### STATED EXERCISE
Find every line in the records below that contains the word "name", and copy each such line.
##### GIVEN RECORDS
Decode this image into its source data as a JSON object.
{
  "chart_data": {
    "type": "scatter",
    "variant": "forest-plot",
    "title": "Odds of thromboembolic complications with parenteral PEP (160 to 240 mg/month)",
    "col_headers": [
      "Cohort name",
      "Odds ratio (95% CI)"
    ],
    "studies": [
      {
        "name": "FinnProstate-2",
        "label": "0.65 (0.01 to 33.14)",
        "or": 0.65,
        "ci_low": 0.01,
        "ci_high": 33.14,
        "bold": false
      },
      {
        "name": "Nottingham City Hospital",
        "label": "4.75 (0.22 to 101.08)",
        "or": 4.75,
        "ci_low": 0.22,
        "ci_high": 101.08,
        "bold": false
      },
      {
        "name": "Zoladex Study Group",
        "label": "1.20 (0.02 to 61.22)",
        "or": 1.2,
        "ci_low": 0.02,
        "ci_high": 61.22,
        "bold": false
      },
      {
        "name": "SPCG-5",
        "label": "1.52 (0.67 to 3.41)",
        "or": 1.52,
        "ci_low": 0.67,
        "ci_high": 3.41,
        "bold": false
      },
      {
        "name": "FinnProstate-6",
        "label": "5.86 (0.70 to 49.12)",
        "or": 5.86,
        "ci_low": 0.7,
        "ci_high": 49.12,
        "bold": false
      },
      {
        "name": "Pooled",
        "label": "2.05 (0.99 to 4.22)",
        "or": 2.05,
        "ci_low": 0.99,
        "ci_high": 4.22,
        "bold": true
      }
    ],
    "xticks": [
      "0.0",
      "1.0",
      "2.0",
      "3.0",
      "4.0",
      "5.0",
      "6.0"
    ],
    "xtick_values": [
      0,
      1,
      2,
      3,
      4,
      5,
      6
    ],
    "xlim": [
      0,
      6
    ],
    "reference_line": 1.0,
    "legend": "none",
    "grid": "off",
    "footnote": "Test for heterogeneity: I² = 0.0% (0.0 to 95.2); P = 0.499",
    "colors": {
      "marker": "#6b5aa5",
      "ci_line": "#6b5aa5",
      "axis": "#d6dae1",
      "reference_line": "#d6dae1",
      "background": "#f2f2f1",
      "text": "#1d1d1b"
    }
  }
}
##########
### EXERCISE ANSWER
      "Cohort name",
        "name": "FinnProstate-2",
        "name": "Nottingham City Hospital",
        "name": "Zoladex Study Group",
        "name": "SPCG-5",
        "name": "FinnProstate-6",
        "name": "Pooled",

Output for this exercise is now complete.